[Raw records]
━━━

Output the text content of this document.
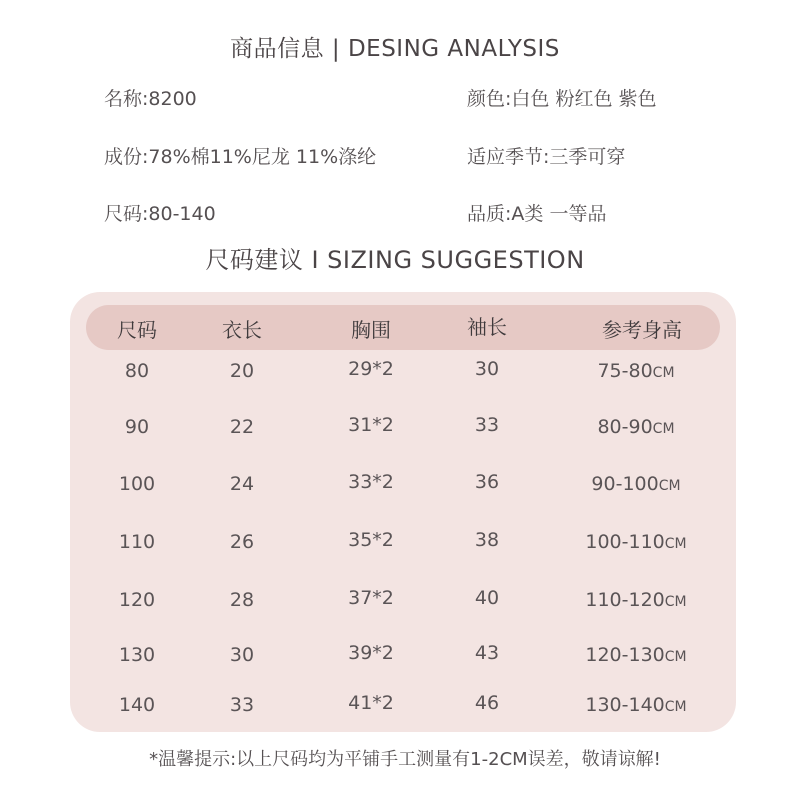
商品信息 | DESING ANALYSIS
名称:8200	颜色:白色 粉红色 紫色
成份:78%棉11%尼龙 11%涤纶	适应季节:三季可穿
尺码:80-140	品质:A类 一等品
尺码建议 I SIZING SUGGESTION
尺码	衣长	胸围	袖长	参考身高
80	20	29*2	30	75-80CM
90	22	31*2	33	80-90CM
100	24	33*2	36	90-100CM
110	26	35*2	38	100-110CM
120	28	37*2	40	110-120CM
130	30	39*2	43	120-130CM
140	33	41*2	46	130-140CM
*温馨提示:以上尺码均为平铺手工测量有1-2CM误差，敬请谅解!
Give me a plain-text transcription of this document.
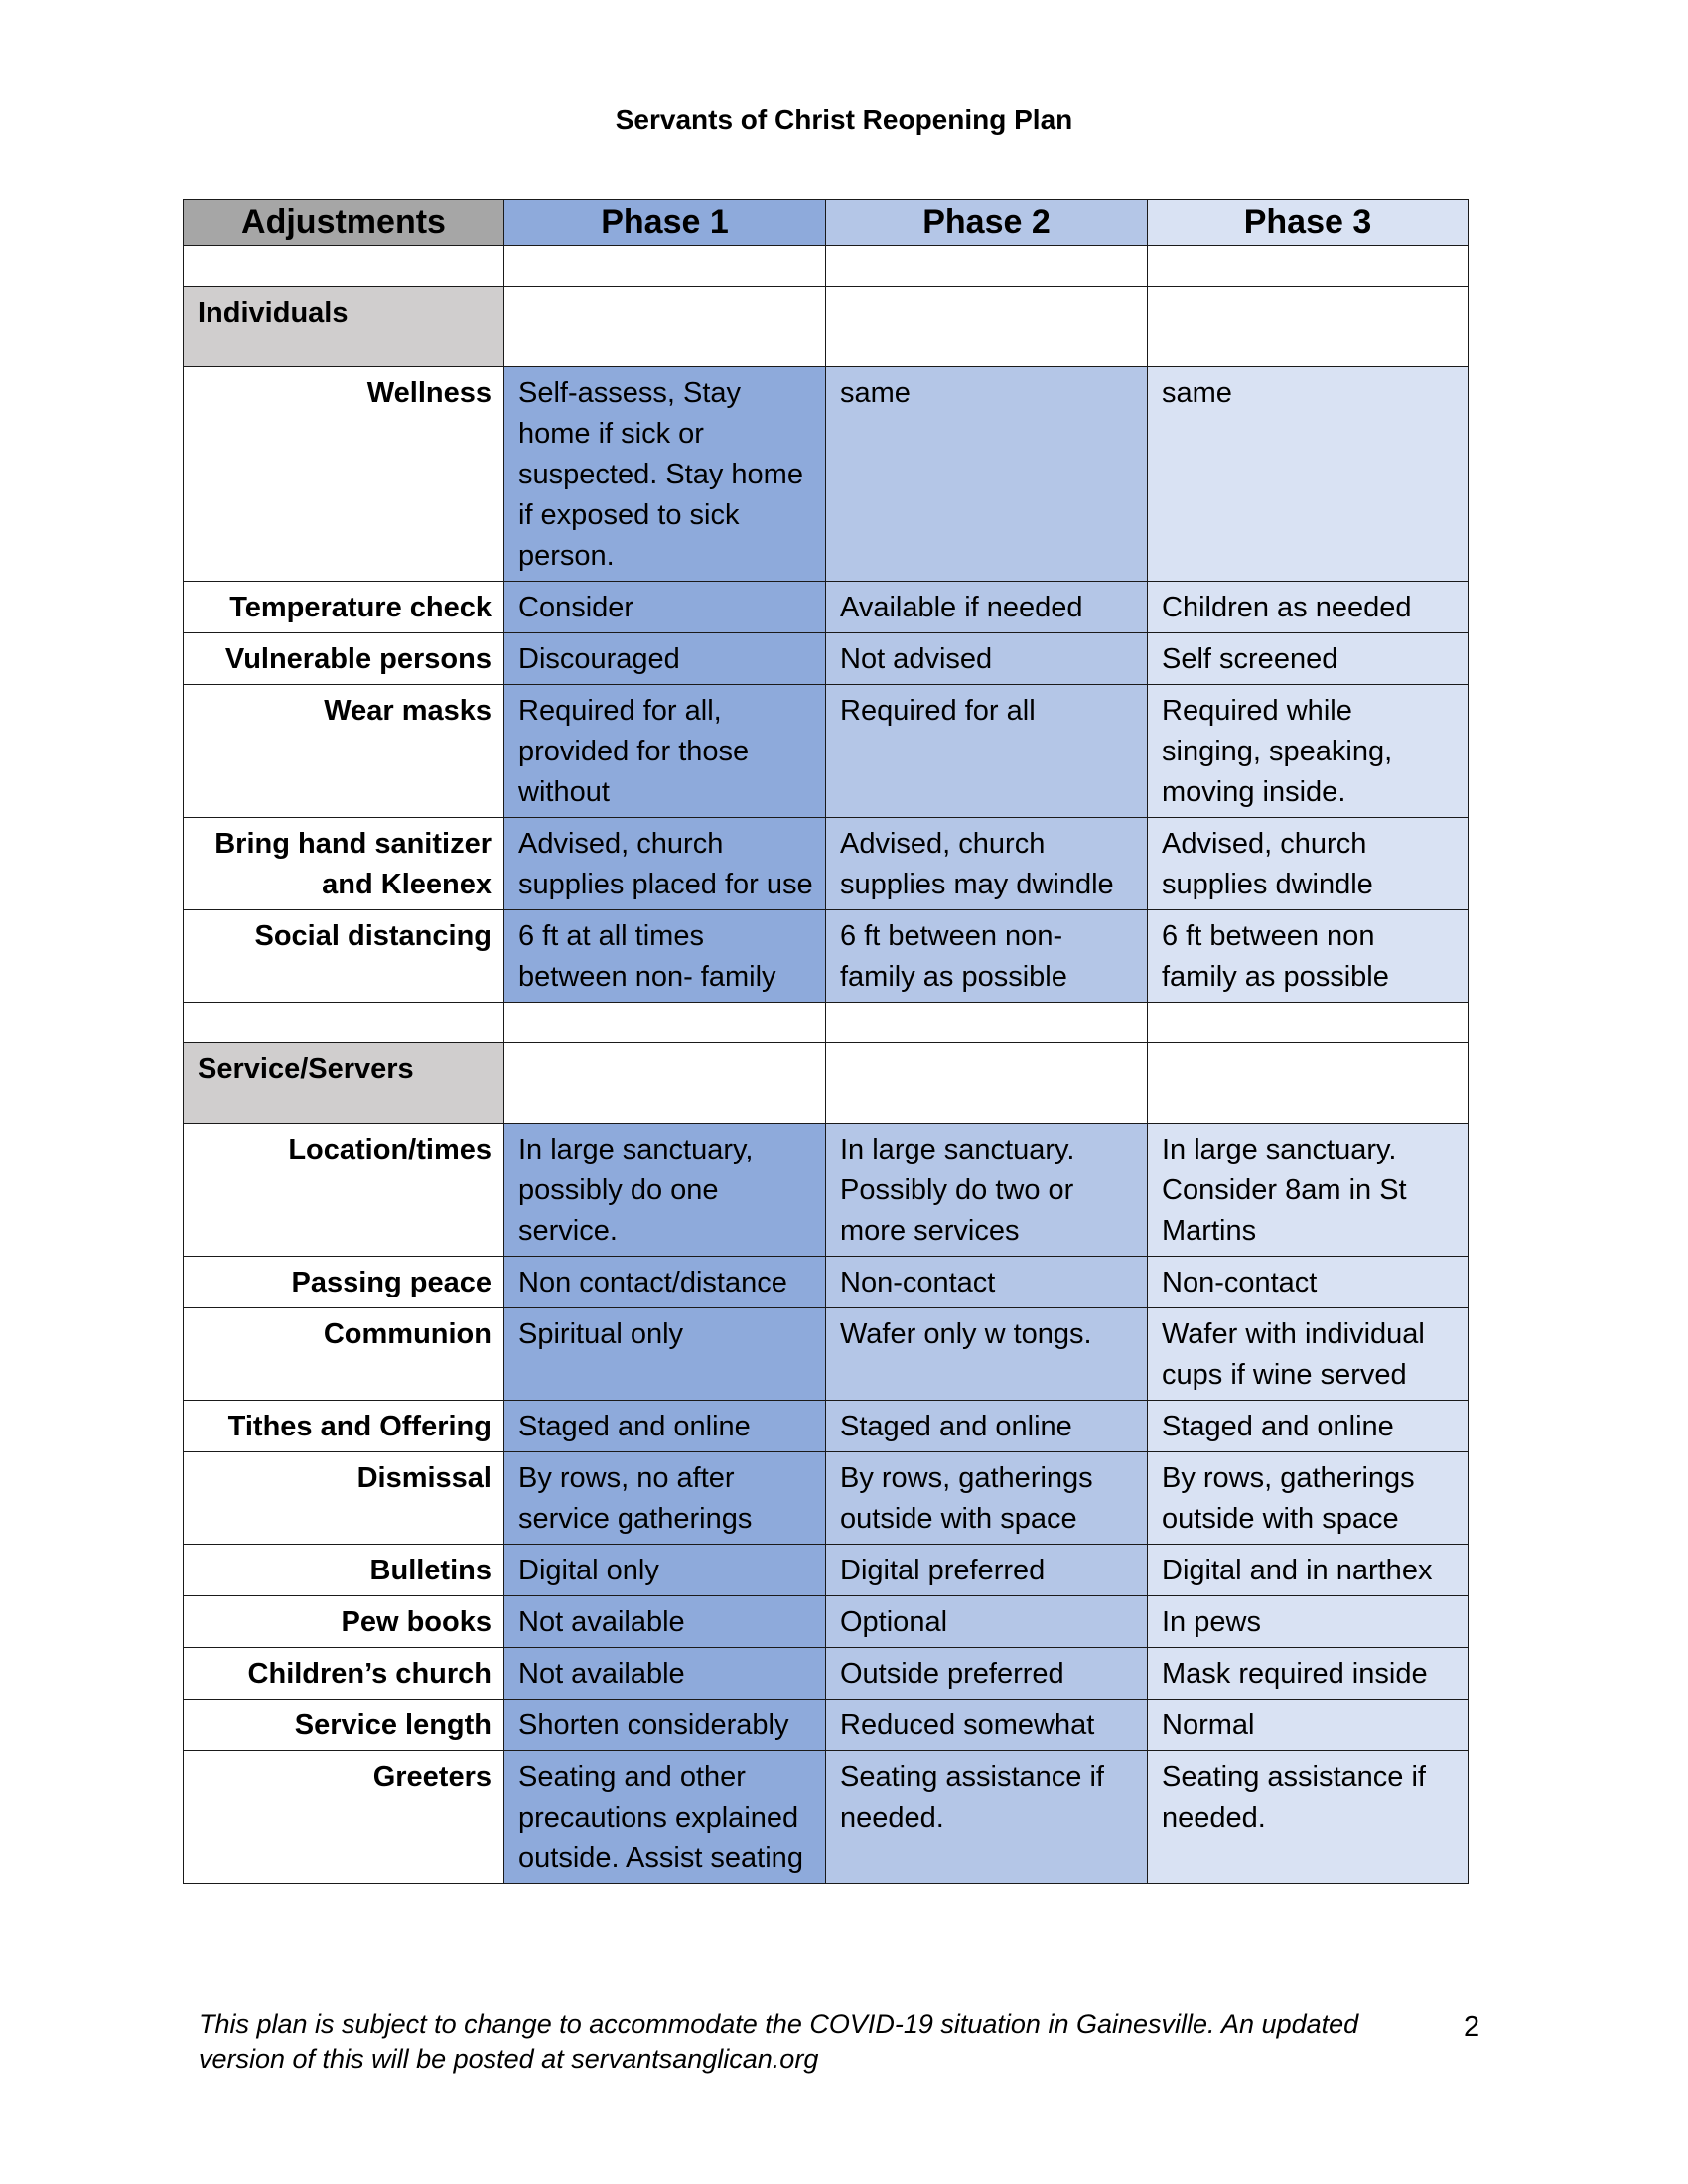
Servants of Christ Reopening Plan
Adjustments	Phase 1	Phase 2	Phase 3

Individuals			
Wellness	Self-assess, Stay home if sick or suspected. Stay home if exposed to sick person.	same	same
Temperature check	Consider	Available if needed	Children as needed
Vulnerable persons	Discouraged	Not advised	Self screened
Wear masks	Required for all, provided for those without	Required for all	Required while singing, speaking, moving inside.
Bring hand sanitizer and Kleenex	Advised, church supplies placed for use	Advised, church supplies may dwindle	Advised, church supplies dwindle
Social distancing	6 ft at all times between non- family	6 ft between non-family as possible	6 ft between non family as possible

Service/Servers			
Location/times	In large sanctuary, possibly do one service.	In large sanctuary. Possibly do two or more services	In large sanctuary. Consider 8am in St Martins
Passing peace	Non contact/distance	Non-contact	Non-contact
Communion	Spiritual only	Wafer only w tongs.	Wafer with individual cups if wine served
Tithes and Offering	Staged and online	Staged and online	Staged and online
Dismissal	By rows, no after service gatherings	By rows, gatherings outside with space	By rows, gatherings outside with space
Bulletins	Digital only	Digital preferred	Digital and in narthex
Pew books	Not available	Optional	In pews
Children’s church	Not available	Outside preferred	Mask required inside
Service length	Shorten considerably	Reduced somewhat	Normal
Greeters	Seating and other precautions explained outside. Assist seating	Seating assistance if needed.	Seating assistance if needed.
This plan is subject to change to accommodate the COVID-19 situation in Gainesville. An updated version of this will be posted at servantsanglican.org
2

━━━

Instructions for the task: Scan the listing above. Gather each line that contains the word "preferred".

Exercise result:
Bulletins	Digital only	Digital preferred	Digital and in narthex
Children’s church	Not available	Outside preferred	Mask required inside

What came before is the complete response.